### YOUR GOAL
Copy every line that mentions the word "inner".

### GIVEN ENTRIES

++++

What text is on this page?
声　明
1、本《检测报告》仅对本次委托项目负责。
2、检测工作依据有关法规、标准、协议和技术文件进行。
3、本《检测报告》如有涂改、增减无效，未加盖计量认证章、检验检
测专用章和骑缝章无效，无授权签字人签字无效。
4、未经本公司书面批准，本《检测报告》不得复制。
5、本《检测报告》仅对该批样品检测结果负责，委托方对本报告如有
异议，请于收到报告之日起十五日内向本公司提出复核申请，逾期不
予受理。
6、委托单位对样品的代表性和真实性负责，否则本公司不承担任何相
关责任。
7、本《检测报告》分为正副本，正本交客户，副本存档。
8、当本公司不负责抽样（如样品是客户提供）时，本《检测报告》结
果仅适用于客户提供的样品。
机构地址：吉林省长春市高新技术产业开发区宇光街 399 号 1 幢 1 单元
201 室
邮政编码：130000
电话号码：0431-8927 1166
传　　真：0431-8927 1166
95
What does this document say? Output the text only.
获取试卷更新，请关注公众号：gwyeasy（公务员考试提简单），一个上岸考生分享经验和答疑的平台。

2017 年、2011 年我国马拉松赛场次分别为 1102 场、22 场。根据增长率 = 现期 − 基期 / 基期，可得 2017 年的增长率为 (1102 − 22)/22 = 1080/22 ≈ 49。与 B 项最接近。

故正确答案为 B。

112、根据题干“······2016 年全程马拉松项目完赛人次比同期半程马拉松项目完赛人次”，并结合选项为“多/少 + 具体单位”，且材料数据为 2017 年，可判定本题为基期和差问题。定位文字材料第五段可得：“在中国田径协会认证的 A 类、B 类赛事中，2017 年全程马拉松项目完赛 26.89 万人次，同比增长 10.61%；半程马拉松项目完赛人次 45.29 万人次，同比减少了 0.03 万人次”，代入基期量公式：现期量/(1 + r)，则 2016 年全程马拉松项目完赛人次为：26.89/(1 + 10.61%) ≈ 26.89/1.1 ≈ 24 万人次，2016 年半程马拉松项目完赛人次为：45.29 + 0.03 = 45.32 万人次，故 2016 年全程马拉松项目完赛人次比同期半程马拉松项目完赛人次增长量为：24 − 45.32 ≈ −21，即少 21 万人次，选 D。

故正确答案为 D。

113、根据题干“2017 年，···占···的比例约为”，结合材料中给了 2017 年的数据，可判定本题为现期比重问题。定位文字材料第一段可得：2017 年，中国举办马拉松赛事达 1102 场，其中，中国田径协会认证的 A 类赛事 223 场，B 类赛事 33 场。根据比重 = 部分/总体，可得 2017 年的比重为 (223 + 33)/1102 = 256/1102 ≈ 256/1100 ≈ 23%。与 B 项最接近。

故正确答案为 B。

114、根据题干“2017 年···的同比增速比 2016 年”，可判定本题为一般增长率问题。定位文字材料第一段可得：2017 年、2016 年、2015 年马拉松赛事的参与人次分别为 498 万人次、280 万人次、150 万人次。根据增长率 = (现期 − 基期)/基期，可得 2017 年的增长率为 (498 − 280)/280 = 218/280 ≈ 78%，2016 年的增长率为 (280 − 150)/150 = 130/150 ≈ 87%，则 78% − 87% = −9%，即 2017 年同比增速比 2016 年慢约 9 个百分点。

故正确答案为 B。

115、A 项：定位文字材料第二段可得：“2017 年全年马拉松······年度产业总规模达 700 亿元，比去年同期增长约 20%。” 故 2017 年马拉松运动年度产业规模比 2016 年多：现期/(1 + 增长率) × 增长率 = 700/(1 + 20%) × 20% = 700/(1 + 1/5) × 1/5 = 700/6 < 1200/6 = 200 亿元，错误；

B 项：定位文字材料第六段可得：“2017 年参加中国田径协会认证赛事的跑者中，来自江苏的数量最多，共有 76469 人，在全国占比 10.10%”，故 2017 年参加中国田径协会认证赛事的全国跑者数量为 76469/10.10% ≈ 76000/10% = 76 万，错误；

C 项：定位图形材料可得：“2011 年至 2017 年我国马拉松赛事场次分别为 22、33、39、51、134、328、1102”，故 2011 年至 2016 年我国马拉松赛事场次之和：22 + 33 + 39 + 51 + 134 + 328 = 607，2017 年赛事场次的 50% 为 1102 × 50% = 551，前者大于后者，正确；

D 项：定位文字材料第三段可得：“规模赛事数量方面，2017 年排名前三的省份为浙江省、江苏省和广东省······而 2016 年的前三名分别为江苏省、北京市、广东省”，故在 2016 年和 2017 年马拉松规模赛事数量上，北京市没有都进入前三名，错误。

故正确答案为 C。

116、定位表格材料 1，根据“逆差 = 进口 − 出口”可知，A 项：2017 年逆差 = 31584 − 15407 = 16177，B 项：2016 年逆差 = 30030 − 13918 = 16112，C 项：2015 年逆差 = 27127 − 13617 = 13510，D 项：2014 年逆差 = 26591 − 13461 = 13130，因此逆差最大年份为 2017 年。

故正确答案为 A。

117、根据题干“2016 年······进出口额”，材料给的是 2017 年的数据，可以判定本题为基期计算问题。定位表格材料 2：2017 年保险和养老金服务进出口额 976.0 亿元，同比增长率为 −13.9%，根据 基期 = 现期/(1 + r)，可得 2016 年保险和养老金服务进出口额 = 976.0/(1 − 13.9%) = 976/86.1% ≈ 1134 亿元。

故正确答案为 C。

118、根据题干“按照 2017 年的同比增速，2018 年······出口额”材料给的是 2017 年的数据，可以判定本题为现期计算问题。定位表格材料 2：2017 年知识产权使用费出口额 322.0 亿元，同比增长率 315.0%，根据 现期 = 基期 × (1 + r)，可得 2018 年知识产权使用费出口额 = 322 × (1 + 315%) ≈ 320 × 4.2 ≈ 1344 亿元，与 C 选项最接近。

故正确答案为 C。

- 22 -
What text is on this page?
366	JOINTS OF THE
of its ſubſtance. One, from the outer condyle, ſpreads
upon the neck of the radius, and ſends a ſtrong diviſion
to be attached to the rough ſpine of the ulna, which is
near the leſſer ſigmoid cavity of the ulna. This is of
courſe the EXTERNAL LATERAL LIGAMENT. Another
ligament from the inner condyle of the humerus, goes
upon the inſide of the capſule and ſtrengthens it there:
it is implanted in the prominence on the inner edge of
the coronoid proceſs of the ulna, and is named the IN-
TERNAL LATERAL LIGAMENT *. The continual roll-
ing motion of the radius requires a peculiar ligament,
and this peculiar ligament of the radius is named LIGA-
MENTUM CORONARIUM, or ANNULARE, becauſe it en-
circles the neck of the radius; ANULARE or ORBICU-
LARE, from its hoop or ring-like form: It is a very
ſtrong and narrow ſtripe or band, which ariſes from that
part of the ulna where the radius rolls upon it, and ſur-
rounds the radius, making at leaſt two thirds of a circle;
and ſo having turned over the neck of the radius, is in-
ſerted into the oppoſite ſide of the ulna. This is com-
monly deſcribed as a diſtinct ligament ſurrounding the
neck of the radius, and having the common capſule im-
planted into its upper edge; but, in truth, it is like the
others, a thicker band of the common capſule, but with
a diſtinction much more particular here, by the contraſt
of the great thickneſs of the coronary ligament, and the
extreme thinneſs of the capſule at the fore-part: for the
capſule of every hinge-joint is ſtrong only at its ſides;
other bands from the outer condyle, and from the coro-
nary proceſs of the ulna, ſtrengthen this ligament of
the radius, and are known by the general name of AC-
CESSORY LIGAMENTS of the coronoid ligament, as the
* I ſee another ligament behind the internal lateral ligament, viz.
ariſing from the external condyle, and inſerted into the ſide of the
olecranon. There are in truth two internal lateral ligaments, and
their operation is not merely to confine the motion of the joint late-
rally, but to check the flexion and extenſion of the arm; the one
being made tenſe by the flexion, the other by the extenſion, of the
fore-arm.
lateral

++++

### TASK ANSWER
ligament from the inner condyle of the humerus, goes
it is implanted in the prominence on the inner edge of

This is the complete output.